DATA FOR THE TASK
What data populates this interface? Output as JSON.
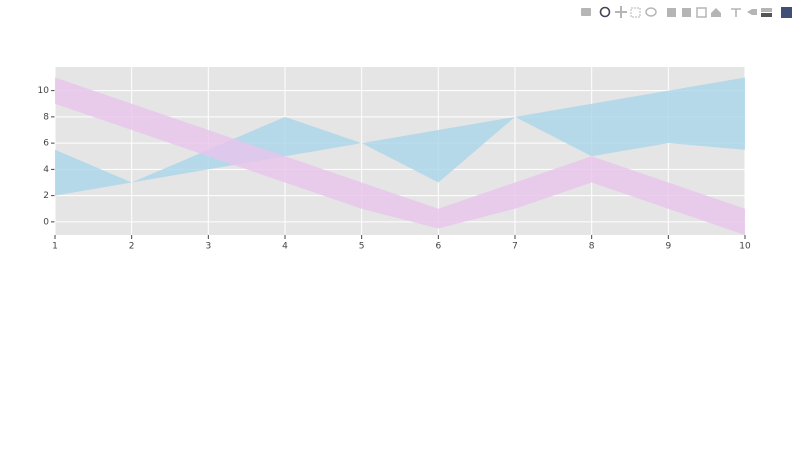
{
  "chart_data": {
    "type": "band",
    "x": [
      1,
      2,
      3,
      4,
      5,
      6,
      7,
      8,
      9,
      10
    ],
    "series": [
      {
        "color": "#a9d6ea",
        "values": [
          2,
          3,
          4,
          5,
          6,
          7,
          8,
          9,
          10,
          11
        ]
      },
      {
        "color": "#a9d6ea",
        "values": [
          5.5,
          3,
          5.5,
          8,
          6,
          3,
          8,
          5,
          6,
          5.5
        ]
      },
      {
        "color": "#e9c3ec",
        "values": [
          11,
          9,
          7,
          5,
          3,
          1,
          3,
          5,
          3,
          1
        ]
      },
      {
        "color": "#e9c3ec",
        "values": [
          9,
          7,
          5,
          3,
          1,
          -0.5,
          1,
          3,
          1,
          -1
        ]
      }
    ],
    "xlim": [
      1,
      10
    ],
    "xticks": [
      1,
      2,
      3,
      4,
      5,
      6,
      7,
      8,
      9,
      10
    ],
    "ylim": [
      -1,
      11.8
    ],
    "yticks": [
      0,
      2,
      4,
      6,
      8,
      10
    ],
    "grid": true,
    "plot_background": "#e5e5e5"
  }
}
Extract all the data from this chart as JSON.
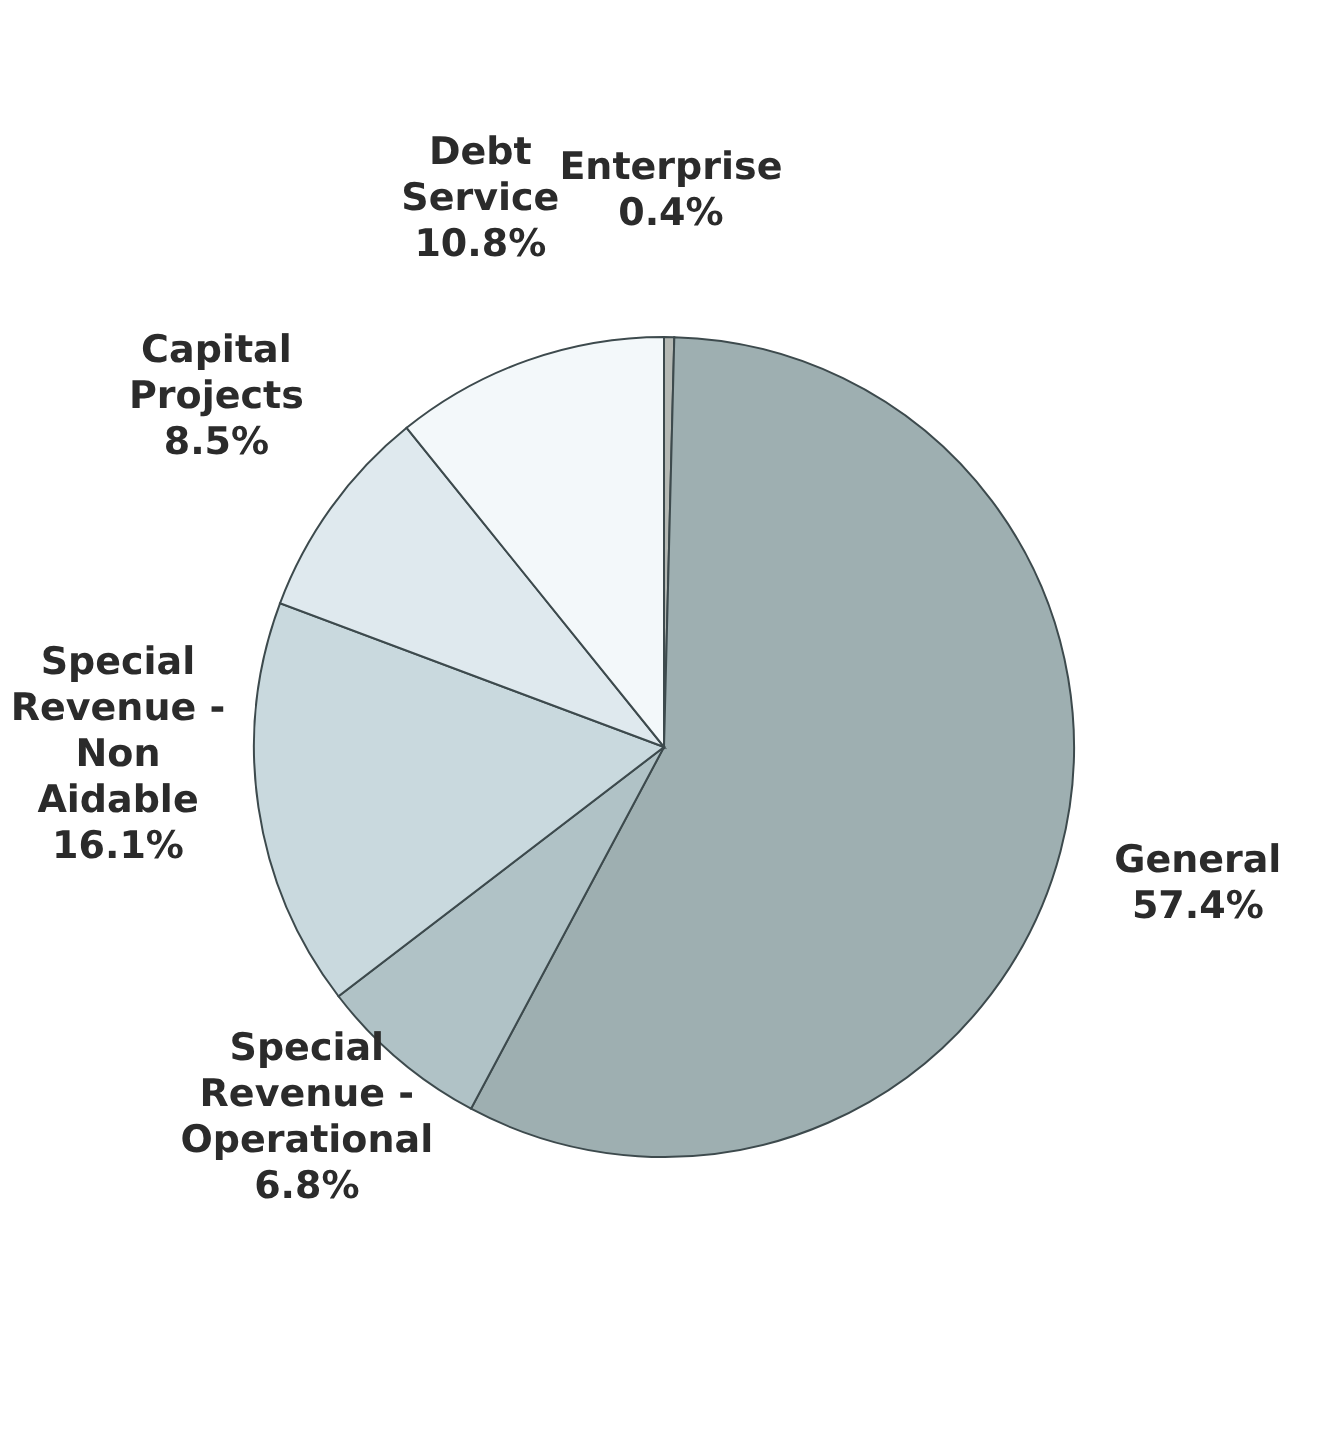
{
  "chart_data": {
    "type": "pie",
    "categories": [
      "Enterprise",
      "General",
      "Special Revenue - Operational",
      "Special Revenue - Non Aidable",
      "Capital Projects",
      "Debt Service"
    ],
    "values": [
      0.4,
      57.4,
      6.8,
      16.1,
      8.5,
      10.8
    ],
    "colors": [
      "#b5b9b4",
      "#9eafb1",
      "#b0c2c6",
      "#c9d9de",
      "#dfe9ee",
      "#f3f8fa"
    ],
    "value_labels": [
      "0.4%",
      "57.4%",
      "6.8%",
      "16.1%",
      "8.5%",
      "10.8%"
    ],
    "legend": false
  }
}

YOUR INSTRUCTIONS
Among the records above, find each line holding the string "this" and pull it out.

SOLVED PROBLEM
What data populates this interface? Output as JSON.
Extract all the data from this chart as JSON.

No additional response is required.